# SET TASK
Copy every entry exactly.

# DATA SHOWN
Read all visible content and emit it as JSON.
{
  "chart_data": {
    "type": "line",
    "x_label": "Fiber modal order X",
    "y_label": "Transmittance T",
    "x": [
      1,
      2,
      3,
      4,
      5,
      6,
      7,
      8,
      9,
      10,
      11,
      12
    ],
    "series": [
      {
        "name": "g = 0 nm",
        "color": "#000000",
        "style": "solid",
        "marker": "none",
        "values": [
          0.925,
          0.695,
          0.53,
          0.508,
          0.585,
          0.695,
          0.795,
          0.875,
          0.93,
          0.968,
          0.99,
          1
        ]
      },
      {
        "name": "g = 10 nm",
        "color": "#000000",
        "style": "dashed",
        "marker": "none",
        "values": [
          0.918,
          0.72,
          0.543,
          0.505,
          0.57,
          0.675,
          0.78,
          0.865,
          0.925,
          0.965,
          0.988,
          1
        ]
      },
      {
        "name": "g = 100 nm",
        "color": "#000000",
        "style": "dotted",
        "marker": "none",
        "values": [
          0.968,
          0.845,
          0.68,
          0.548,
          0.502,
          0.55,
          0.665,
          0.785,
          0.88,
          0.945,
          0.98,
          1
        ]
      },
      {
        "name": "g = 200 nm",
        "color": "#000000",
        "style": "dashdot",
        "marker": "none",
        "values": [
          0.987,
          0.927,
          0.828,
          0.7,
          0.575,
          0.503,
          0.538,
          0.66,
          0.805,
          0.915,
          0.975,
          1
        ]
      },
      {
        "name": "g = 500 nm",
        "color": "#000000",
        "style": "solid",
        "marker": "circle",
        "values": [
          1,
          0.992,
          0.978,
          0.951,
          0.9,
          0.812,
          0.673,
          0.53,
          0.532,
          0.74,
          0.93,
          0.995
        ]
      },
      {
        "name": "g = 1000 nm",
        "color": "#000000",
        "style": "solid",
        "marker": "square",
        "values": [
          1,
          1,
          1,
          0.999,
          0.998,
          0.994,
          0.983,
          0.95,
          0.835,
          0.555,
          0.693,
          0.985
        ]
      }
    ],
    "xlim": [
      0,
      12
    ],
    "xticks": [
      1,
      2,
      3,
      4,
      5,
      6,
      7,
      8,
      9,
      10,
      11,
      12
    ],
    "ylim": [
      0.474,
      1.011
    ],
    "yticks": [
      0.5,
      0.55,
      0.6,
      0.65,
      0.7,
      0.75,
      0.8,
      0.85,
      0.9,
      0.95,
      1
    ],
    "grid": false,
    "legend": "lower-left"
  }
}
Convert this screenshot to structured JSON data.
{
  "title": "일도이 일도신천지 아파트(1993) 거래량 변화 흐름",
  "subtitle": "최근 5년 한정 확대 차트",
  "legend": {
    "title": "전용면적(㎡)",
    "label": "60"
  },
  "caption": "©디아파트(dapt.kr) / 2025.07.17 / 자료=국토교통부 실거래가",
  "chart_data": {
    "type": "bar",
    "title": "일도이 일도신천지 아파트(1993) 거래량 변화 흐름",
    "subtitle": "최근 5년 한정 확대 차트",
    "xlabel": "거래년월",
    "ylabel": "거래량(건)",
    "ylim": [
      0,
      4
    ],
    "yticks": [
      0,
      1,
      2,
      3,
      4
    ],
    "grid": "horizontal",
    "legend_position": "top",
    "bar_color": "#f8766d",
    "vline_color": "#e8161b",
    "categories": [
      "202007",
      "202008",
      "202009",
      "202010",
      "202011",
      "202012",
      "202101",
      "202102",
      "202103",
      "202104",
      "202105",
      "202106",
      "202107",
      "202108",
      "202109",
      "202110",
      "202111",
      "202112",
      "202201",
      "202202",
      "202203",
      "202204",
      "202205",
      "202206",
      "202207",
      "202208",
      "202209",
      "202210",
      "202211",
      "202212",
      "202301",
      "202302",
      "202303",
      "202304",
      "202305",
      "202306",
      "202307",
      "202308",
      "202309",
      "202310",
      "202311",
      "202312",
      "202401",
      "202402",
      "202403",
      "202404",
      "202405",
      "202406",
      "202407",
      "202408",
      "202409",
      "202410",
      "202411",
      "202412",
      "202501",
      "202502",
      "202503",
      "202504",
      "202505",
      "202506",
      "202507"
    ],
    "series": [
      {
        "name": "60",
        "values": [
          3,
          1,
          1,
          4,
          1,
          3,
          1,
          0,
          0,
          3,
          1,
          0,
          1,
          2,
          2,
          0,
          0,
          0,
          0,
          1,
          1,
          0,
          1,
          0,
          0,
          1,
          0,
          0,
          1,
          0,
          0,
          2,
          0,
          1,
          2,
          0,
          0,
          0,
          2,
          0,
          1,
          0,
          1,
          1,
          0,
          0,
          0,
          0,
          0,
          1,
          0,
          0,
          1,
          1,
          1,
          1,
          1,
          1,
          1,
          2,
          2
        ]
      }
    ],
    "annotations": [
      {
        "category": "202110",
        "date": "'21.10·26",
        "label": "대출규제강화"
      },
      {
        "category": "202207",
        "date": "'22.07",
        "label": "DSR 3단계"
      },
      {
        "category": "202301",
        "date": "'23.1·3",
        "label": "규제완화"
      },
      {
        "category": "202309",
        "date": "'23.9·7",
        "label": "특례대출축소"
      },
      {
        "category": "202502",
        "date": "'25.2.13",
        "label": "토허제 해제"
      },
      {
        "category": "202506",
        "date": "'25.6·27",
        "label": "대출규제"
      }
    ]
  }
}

# THE RESULT
Read all visible content and emit it as JSON.
{
  "chart_data": {
    "type": "line",
    "x_label": "Fiber modal order X",
    "y_label": "Transmittance T",
    "x": [
      1,
      2,
      3,
      4,
      5,
      6,
      7,
      8,
      9,
      10,
      11,
      12
    ],
    "series": [
      {
        "name": "g = 0 nm",
        "color": "#000000",
        "style": "solid",
        "marker": "none",
        "values": [
          0.925,
          0.695,
          0.53,
          0.508,
          0.585,
          0.695,
          0.795,
          0.875,
          0.93,
          0.968,
          0.99,
          1
        ]
      },
      {
        "name": "g = 10 nm",
        "color": "#000000",
        "style": "dashed",
        "marker": "none",
        "values": [
          0.918,
          0.72,
          0.543,
          0.505,
          0.57,
          0.675,
          0.78,
          0.865,
          0.925,
          0.965,
          0.988,
          1
        ]
      },
      {
        "name": "g = 100 nm",
        "color": "#000000",
        "style": "dotted",
        "marker": "none",
        "values": [
          0.968,
          0.845,
          0.68,
          0.548,
          0.502,
          0.55,
          0.665,
          0.785,
          0.88,
          0.945,
          0.98,
          1
        ]
      },
      {
        "name": "g = 200 nm",
        "color": "#000000",
        "style": "dashdot",
        "marker": "none",
        "values": [
          0.987,
          0.927,
          0.828,
          0.7,
          0.575,
          0.503,
          0.538,
          0.66,
          0.805,
          0.915,
          0.975,
          1
        ]
      },
      {
        "name": "g = 500 nm",
        "color": "#000000",
        "style": "solid",
        "marker": "circle",
        "values": [
          1,
          0.992,
          0.978,
          0.951,
          0.9,
          0.812,
          0.673,
          0.53,
          0.532,
          0.74,
          0.93,
          0.995
        ]
      },
      {
        "name": "g = 1000 nm",
        "color": "#000000",
        "style": "solid",
        "marker": "square",
        "values": [
          1,
          1,
          1,
          0.999,
          0.998,
          0.994,
          0.983,
          0.95,
          0.835,
          0.555,
          0.693,
          0.985
        ]
      }
    ],
    "xlim": [
      0,
      12
    ],
    "xticks": [
      1,
      2,
      3,
      4,
      5,
      6,
      7,
      8,
      9,
      10,
      11,
      12
    ],
    "ylim": [
      0.474,
      1.011
    ],
    "yticks": [
      0.5,
      0.55,
      0.6,
      0.65,
      0.7,
      0.75,
      0.8,
      0.85,
      0.9,
      0.95,
      1
    ],
    "grid": false,
    "legend": "lower-left"
  }
}
Convert this screenshot to structured JSON data.
{
  "title": "일도이 일도신천지 아파트(1993) 거래량 변화 흐름",
  "subtitle": "최근 5년 한정 확대 차트",
  "legend": {
    "title": "전용면적(㎡)",
    "label": "60"
  },
  "caption": "©디아파트(dapt.kr) / 2025.07.17 / 자료=국토교통부 실거래가",
  "chart_data": {
    "type": "bar",
    "title": "일도이 일도신천지 아파트(1993) 거래량 변화 흐름",
    "subtitle": "최근 5년 한정 확대 차트",
    "xlabel": "거래년월",
    "ylabel": "거래량(건)",
    "ylim": [
      0,
      4
    ],
    "yticks": [
      0,
      1,
      2,
      3,
      4
    ],
    "grid": "horizontal",
    "legend_position": "top",
    "bar_color": "#f8766d",
    "vline_color": "#e8161b",
    "categories": [
      "202007",
      "202008",
      "202009",
      "202010",
      "202011",
      "202012",
      "202101",
      "202102",
      "202103",
      "202104",
      "202105",
      "202106",
      "202107",
      "202108",
      "202109",
      "202110",
      "202111",
      "202112",
      "202201",
      "202202",
      "202203",
      "202204",
      "202205",
      "202206",
      "202207",
      "202208",
      "202209",
      "202210",
      "202211",
      "202212",
      "202301",
      "202302",
      "202303",
      "202304",
      "202305",
      "202306",
      "202307",
      "202308",
      "202309",
      "202310",
      "202311",
      "202312",
      "202401",
      "202402",
      "202403",
      "202404",
      "202405",
      "202406",
      "202407",
      "202408",
      "202409",
      "202410",
      "202411",
      "202412",
      "202501",
      "202502",
      "202503",
      "202504",
      "202505",
      "202506",
      "202507"
    ],
    "series": [
      {
        "name": "60",
        "values": [
          3,
          1,
          1,
          4,
          1,
          3,
          1,
          0,
          0,
          3,
          1,
          0,
          1,
          2,
          2,
          0,
          0,
          0,
          0,
          1,
          1,
          0,
          1,
          0,
          0,
          1,
          0,
          0,
          1,
          0,
          0,
          2,
          0,
          1,
          2,
          0,
          0,
          0,
          2,
          0,
          1,
          0,
          1,
          1,
          0,
          0,
          0,
          0,
          0,
          1,
          0,
          0,
          1,
          1,
          1,
          1,
          1,
          1,
          1,
          2,
          2
        ]
      }
    ],
    "annotations": [
      {
        "category": "202110",
        "date": "'21.10·26",
        "label": "대출규제강화"
      },
      {
        "category": "202207",
        "date": "'22.07",
        "label": "DSR 3단계"
      },
      {
        "category": "202301",
        "date": "'23.1·3",
        "label": "규제완화"
      },
      {
        "category": "202309",
        "date": "'23.9·7",
        "label": "특례대출축소"
      },
      {
        "category": "202502",
        "date": "'25.2.13",
        "label": "토허제 해제"
      },
      {
        "category": "202506",
        "date": "'25.6·27",
        "label": "대출규제"
      }
    ]
  }
}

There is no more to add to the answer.